[BEGIN DATA SHOWN]

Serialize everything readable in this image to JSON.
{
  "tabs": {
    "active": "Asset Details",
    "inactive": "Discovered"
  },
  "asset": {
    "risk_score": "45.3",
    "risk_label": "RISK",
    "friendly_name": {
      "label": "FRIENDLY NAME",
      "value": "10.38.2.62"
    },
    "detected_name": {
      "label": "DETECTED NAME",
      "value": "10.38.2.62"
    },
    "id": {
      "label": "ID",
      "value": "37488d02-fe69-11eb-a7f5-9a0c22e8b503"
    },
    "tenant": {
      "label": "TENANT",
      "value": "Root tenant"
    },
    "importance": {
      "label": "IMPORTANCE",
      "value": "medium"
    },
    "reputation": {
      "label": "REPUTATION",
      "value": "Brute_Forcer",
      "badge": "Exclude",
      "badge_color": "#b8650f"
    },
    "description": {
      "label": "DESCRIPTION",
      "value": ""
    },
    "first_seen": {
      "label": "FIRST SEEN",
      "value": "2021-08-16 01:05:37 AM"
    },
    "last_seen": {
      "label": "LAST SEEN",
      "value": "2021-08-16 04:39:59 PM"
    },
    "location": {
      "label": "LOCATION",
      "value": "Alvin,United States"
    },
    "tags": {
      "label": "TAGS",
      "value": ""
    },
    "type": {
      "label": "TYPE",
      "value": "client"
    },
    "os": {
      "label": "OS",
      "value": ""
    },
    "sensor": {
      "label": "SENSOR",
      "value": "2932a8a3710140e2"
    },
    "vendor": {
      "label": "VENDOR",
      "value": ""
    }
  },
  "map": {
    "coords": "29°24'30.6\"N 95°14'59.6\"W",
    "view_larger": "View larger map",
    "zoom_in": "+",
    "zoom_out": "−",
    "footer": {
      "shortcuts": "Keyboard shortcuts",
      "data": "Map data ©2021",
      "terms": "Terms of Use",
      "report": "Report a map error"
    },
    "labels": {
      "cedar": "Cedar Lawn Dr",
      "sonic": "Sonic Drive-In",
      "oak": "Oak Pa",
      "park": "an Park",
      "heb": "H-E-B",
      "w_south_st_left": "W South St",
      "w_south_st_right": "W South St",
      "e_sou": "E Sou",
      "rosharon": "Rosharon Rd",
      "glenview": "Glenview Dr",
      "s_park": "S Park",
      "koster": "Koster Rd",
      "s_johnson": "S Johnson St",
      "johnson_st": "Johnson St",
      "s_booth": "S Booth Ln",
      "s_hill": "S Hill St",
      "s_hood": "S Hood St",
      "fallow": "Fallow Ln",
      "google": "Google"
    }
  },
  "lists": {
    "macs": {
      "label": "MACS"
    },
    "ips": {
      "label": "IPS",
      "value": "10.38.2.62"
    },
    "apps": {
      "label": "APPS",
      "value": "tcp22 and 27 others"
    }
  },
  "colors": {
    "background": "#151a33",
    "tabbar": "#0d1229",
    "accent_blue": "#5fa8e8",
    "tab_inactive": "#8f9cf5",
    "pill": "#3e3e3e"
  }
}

[END DATA SHOWN]

### WORK INSTRUCTIONS
Please output every record, keeping each line exact.

### THE REPLY
Serialize everything readable in this image to JSON.
{
  "tabs": {
    "active": "Asset Details",
    "inactive": "Discovered"
  },
  "asset": {
    "risk_score": "45.3",
    "risk_label": "RISK",
    "friendly_name": {
      "label": "FRIENDLY NAME",
      "value": "10.38.2.62"
    },
    "detected_name": {
      "label": "DETECTED NAME",
      "value": "10.38.2.62"
    },
    "id": {
      "label": "ID",
      "value": "37488d02-fe69-11eb-a7f5-9a0c22e8b503"
    },
    "tenant": {
      "label": "TENANT",
      "value": "Root tenant"
    },
    "importance": {
      "label": "IMPORTANCE",
      "value": "medium"
    },
    "reputation": {
      "label": "REPUTATION",
      "value": "Brute_Forcer",
      "badge": "Exclude",
      "badge_color": "#b8650f"
    },
    "description": {
      "label": "DESCRIPTION",
      "value": ""
    },
    "first_seen": {
      "label": "FIRST SEEN",
      "value": "2021-08-16 01:05:37 AM"
    },
    "last_seen": {
      "label": "LAST SEEN",
      "value": "2021-08-16 04:39:59 PM"
    },
    "location": {
      "label": "LOCATION",
      "value": "Alvin,United States"
    },
    "tags": {
      "label": "TAGS",
      "value": ""
    },
    "type": {
      "label": "TYPE",
      "value": "client"
    },
    "os": {
      "label": "OS",
      "value": ""
    },
    "sensor": {
      "label": "SENSOR",
      "value": "2932a8a3710140e2"
    },
    "vendor": {
      "label": "VENDOR",
      "value": ""
    }
  },
  "map": {
    "coords": "29°24'30.6\"N 95°14'59.6\"W",
    "view_larger": "View larger map",
    "zoom_in": "+",
    "zoom_out": "−",
    "footer": {
      "shortcuts": "Keyboard shortcuts",
      "data": "Map data ©2021",
      "terms": "Terms of Use",
      "report": "Report a map error"
    },
    "labels": {
      "cedar": "Cedar Lawn Dr",
      "sonic": "Sonic Drive-In",
      "oak": "Oak Pa",
      "park": "an Park",
      "heb": "H-E-B",
      "w_south_st_left": "W South St",
      "w_south_st_right": "W South St",
      "e_sou": "E Sou",
      "rosharon": "Rosharon Rd",
      "glenview": "Glenview Dr",
      "s_park": "S Park",
      "koster": "Koster Rd",
      "s_johnson": "S Johnson St",
      "johnson_st": "Johnson St",
      "s_booth": "S Booth Ln",
      "s_hill": "S Hill St",
      "s_hood": "S Hood St",
      "fallow": "Fallow Ln",
      "google": "Google"
    }
  },
  "lists": {
    "macs": {
      "label": "MACS"
    },
    "ips": {
      "label": "IPS",
      "value": "10.38.2.62"
    },
    "apps": {
      "label": "APPS",
      "value": "tcp22 and 27 others"
    }
  },
  "colors": {
    "background": "#151a33",
    "tabbar": "#0d1229",
    "accent_blue": "#5fa8e8",
    "tab_inactive": "#8f9cf5",
    "pill": "#3e3e3e"
  }
}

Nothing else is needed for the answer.